DO THIS: Pick out each line with the word "What" from the material that follows.

Stored records:
--------------------

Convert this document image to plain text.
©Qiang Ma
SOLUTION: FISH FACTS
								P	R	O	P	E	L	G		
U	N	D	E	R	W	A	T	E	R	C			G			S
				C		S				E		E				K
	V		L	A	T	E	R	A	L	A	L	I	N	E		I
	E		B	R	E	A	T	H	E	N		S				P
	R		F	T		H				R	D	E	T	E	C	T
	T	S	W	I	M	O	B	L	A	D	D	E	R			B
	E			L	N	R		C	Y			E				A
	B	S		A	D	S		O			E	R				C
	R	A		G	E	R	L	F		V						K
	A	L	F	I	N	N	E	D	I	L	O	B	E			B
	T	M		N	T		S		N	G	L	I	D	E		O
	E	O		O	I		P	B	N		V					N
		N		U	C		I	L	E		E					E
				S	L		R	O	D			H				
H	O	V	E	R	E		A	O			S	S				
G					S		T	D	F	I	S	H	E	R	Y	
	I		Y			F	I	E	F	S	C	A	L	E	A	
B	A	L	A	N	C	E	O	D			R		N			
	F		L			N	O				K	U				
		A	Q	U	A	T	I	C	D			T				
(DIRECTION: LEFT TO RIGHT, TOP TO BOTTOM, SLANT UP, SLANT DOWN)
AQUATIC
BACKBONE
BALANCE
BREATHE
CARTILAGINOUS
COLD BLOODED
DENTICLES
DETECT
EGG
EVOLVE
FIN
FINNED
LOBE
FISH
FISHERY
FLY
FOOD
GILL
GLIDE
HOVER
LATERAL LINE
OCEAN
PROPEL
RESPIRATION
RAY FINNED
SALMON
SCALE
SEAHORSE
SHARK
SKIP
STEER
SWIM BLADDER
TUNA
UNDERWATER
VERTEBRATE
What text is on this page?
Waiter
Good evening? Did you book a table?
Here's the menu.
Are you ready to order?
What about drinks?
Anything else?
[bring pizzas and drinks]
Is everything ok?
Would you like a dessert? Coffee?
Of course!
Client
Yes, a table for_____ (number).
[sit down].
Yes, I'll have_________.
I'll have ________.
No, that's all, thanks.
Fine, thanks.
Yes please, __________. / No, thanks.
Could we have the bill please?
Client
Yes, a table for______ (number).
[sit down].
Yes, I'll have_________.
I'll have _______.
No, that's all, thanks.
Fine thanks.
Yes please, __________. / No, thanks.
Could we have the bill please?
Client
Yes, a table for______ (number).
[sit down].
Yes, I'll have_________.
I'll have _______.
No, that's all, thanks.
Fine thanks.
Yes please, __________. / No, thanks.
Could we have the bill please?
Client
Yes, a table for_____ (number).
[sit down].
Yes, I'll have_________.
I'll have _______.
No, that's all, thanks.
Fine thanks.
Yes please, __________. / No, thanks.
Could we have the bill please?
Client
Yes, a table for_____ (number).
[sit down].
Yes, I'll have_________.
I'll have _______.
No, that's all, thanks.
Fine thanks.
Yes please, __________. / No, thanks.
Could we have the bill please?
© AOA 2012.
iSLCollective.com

--------------------

THE RESPONSE:
What text is on this page?
What about drinks?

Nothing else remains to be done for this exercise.